**INFORMATION GIVEN**
******************************

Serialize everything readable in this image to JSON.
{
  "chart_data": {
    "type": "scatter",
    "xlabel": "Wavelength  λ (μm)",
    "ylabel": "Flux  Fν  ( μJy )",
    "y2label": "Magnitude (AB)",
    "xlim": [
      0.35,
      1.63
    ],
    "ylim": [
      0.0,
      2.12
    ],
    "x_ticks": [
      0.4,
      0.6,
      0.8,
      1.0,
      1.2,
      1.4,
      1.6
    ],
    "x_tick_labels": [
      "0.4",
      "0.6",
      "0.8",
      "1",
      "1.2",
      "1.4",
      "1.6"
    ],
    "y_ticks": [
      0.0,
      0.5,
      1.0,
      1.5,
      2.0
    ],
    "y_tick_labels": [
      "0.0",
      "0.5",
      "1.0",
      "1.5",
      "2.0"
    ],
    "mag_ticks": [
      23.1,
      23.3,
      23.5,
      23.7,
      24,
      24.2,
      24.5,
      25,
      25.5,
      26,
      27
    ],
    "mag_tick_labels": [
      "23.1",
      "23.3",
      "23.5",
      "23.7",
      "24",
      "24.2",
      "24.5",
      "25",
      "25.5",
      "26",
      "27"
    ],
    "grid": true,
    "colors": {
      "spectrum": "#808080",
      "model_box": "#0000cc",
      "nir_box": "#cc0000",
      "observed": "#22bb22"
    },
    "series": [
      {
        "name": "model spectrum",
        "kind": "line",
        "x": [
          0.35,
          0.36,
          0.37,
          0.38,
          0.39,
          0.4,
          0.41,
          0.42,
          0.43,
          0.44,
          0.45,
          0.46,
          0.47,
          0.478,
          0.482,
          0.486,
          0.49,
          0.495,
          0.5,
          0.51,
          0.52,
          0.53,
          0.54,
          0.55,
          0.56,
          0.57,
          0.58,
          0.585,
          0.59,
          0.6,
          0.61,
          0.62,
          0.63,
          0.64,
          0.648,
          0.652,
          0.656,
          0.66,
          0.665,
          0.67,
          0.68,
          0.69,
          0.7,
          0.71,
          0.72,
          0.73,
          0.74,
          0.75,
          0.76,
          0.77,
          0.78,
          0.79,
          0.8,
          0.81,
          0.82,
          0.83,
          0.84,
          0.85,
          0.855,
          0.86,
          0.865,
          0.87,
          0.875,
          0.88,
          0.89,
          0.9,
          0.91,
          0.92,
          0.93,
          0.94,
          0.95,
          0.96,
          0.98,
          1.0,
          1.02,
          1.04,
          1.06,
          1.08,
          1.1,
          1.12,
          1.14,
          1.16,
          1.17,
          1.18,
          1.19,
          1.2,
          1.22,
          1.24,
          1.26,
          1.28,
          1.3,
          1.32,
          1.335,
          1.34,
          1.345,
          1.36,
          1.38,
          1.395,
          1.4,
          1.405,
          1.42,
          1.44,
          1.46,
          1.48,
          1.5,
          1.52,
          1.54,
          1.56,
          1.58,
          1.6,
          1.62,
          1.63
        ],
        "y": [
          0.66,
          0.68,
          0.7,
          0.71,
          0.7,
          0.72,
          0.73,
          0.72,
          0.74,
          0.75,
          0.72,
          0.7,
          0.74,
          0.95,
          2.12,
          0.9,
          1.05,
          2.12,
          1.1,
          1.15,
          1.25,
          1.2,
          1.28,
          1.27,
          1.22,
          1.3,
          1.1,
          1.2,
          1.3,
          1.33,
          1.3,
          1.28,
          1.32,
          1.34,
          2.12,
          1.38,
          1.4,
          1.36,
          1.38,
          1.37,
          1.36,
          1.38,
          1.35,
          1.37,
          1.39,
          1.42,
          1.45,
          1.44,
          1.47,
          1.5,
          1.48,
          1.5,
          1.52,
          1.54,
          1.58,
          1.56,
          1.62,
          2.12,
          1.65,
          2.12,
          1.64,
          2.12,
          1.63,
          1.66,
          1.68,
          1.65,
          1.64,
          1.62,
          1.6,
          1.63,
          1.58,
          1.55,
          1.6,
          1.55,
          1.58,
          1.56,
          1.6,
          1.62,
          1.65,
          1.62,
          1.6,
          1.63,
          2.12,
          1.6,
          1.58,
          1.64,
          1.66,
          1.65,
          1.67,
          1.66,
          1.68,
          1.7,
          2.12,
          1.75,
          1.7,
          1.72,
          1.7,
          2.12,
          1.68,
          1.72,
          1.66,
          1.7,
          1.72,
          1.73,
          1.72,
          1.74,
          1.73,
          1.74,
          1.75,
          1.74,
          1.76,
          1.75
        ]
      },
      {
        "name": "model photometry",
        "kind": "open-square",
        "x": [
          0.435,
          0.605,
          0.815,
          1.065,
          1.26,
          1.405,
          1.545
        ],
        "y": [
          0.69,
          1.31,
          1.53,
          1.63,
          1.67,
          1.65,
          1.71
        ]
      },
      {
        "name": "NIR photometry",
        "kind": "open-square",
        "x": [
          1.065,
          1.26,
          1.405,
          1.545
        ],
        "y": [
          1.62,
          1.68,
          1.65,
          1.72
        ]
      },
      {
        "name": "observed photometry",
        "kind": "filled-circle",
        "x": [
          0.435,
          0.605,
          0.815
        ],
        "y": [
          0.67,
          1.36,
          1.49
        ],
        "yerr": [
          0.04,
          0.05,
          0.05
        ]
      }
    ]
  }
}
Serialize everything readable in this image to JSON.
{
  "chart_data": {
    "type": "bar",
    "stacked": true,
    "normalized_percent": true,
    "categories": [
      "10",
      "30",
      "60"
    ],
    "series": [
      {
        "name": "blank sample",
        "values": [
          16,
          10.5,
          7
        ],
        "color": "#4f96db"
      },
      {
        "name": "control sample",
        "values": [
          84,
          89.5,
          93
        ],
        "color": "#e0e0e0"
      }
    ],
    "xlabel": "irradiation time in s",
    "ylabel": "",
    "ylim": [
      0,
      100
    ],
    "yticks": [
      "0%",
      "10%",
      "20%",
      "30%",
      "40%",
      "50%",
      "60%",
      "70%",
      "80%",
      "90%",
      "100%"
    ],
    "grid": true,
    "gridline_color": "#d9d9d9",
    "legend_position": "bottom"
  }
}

******************************

**PROBLEM DETAILS**
All of the entries need to be reproduced exactly; please write them out.

**RESPONSE FOR THIS EXERCISE**
Serialize everything readable in this image to JSON.
{
  "chart_data": {
    "type": "scatter",
    "xlabel": "Wavelength  λ (μm)",
    "ylabel": "Flux  Fν  ( μJy )",
    "y2label": "Magnitude (AB)",
    "xlim": [
      0.35,
      1.63
    ],
    "ylim": [
      0.0,
      2.12
    ],
    "x_ticks": [
      0.4,
      0.6,
      0.8,
      1.0,
      1.2,
      1.4,
      1.6
    ],
    "x_tick_labels": [
      "0.4",
      "0.6",
      "0.8",
      "1",
      "1.2",
      "1.4",
      "1.6"
    ],
    "y_ticks": [
      0.0,
      0.5,
      1.0,
      1.5,
      2.0
    ],
    "y_tick_labels": [
      "0.0",
      "0.5",
      "1.0",
      "1.5",
      "2.0"
    ],
    "mag_ticks": [
      23.1,
      23.3,
      23.5,
      23.7,
      24,
      24.2,
      24.5,
      25,
      25.5,
      26,
      27
    ],
    "mag_tick_labels": [
      "23.1",
      "23.3",
      "23.5",
      "23.7",
      "24",
      "24.2",
      "24.5",
      "25",
      "25.5",
      "26",
      "27"
    ],
    "grid": true,
    "colors": {
      "spectrum": "#808080",
      "model_box": "#0000cc",
      "nir_box": "#cc0000",
      "observed": "#22bb22"
    },
    "series": [
      {
        "name": "model spectrum",
        "kind": "line",
        "x": [
          0.35,
          0.36,
          0.37,
          0.38,
          0.39,
          0.4,
          0.41,
          0.42,
          0.43,
          0.44,
          0.45,
          0.46,
          0.47,
          0.478,
          0.482,
          0.486,
          0.49,
          0.495,
          0.5,
          0.51,
          0.52,
          0.53,
          0.54,
          0.55,
          0.56,
          0.57,
          0.58,
          0.585,
          0.59,
          0.6,
          0.61,
          0.62,
          0.63,
          0.64,
          0.648,
          0.652,
          0.656,
          0.66,
          0.665,
          0.67,
          0.68,
          0.69,
          0.7,
          0.71,
          0.72,
          0.73,
          0.74,
          0.75,
          0.76,
          0.77,
          0.78,
          0.79,
          0.8,
          0.81,
          0.82,
          0.83,
          0.84,
          0.85,
          0.855,
          0.86,
          0.865,
          0.87,
          0.875,
          0.88,
          0.89,
          0.9,
          0.91,
          0.92,
          0.93,
          0.94,
          0.95,
          0.96,
          0.98,
          1.0,
          1.02,
          1.04,
          1.06,
          1.08,
          1.1,
          1.12,
          1.14,
          1.16,
          1.17,
          1.18,
          1.19,
          1.2,
          1.22,
          1.24,
          1.26,
          1.28,
          1.3,
          1.32,
          1.335,
          1.34,
          1.345,
          1.36,
          1.38,
          1.395,
          1.4,
          1.405,
          1.42,
          1.44,
          1.46,
          1.48,
          1.5,
          1.52,
          1.54,
          1.56,
          1.58,
          1.6,
          1.62,
          1.63
        ],
        "y": [
          0.66,
          0.68,
          0.7,
          0.71,
          0.7,
          0.72,
          0.73,
          0.72,
          0.74,
          0.75,
          0.72,
          0.7,
          0.74,
          0.95,
          2.12,
          0.9,
          1.05,
          2.12,
          1.1,
          1.15,
          1.25,
          1.2,
          1.28,
          1.27,
          1.22,
          1.3,
          1.1,
          1.2,
          1.3,
          1.33,
          1.3,
          1.28,
          1.32,
          1.34,
          2.12,
          1.38,
          1.4,
          1.36,
          1.38,
          1.37,
          1.36,
          1.38,
          1.35,
          1.37,
          1.39,
          1.42,
          1.45,
          1.44,
          1.47,
          1.5,
          1.48,
          1.5,
          1.52,
          1.54,
          1.58,
          1.56,
          1.62,
          2.12,
          1.65,
          2.12,
          1.64,
          2.12,
          1.63,
          1.66,
          1.68,
          1.65,
          1.64,
          1.62,
          1.6,
          1.63,
          1.58,
          1.55,
          1.6,
          1.55,
          1.58,
          1.56,
          1.6,
          1.62,
          1.65,
          1.62,
          1.6,
          1.63,
          2.12,
          1.6,
          1.58,
          1.64,
          1.66,
          1.65,
          1.67,
          1.66,
          1.68,
          1.7,
          2.12,
          1.75,
          1.7,
          1.72,
          1.7,
          2.12,
          1.68,
          1.72,
          1.66,
          1.7,
          1.72,
          1.73,
          1.72,
          1.74,
          1.73,
          1.74,
          1.75,
          1.74,
          1.76,
          1.75
        ]
      },
      {
        "name": "model photometry",
        "kind": "open-square",
        "x": [
          0.435,
          0.605,
          0.815,
          1.065,
          1.26,
          1.405,
          1.545
        ],
        "y": [
          0.69,
          1.31,
          1.53,
          1.63,
          1.67,
          1.65,
          1.71
        ]
      },
      {
        "name": "NIR photometry",
        "kind": "open-square",
        "x": [
          1.065,
          1.26,
          1.405,
          1.545
        ],
        "y": [
          1.62,
          1.68,
          1.65,
          1.72
        ]
      },
      {
        "name": "observed photometry",
        "kind": "filled-circle",
        "x": [
          0.435,
          0.605,
          0.815
        ],
        "y": [
          0.67,
          1.36,
          1.49
        ],
        "yerr": [
          0.04,
          0.05,
          0.05
        ]
      }
    ]
  }
}
Serialize everything readable in this image to JSON.
{
  "chart_data": {
    "type": "bar",
    "stacked": true,
    "normalized_percent": true,
    "categories": [
      "10",
      "30",
      "60"
    ],
    "series": [
      {
        "name": "blank sample",
        "values": [
          16,
          10.5,
          7
        ],
        "color": "#4f96db"
      },
      {
        "name": "control sample",
        "values": [
          84,
          89.5,
          93
        ],
        "color": "#e0e0e0"
      }
    ],
    "xlabel": "irradiation time in s",
    "ylabel": "",
    "ylim": [
      0,
      100
    ],
    "yticks": [
      "0%",
      "10%",
      "20%",
      "30%",
      "40%",
      "50%",
      "60%",
      "70%",
      "80%",
      "90%",
      "100%"
    ],
    "grid": true,
    "gridline_color": "#d9d9d9",
    "legend_position": "bottom"
  }
}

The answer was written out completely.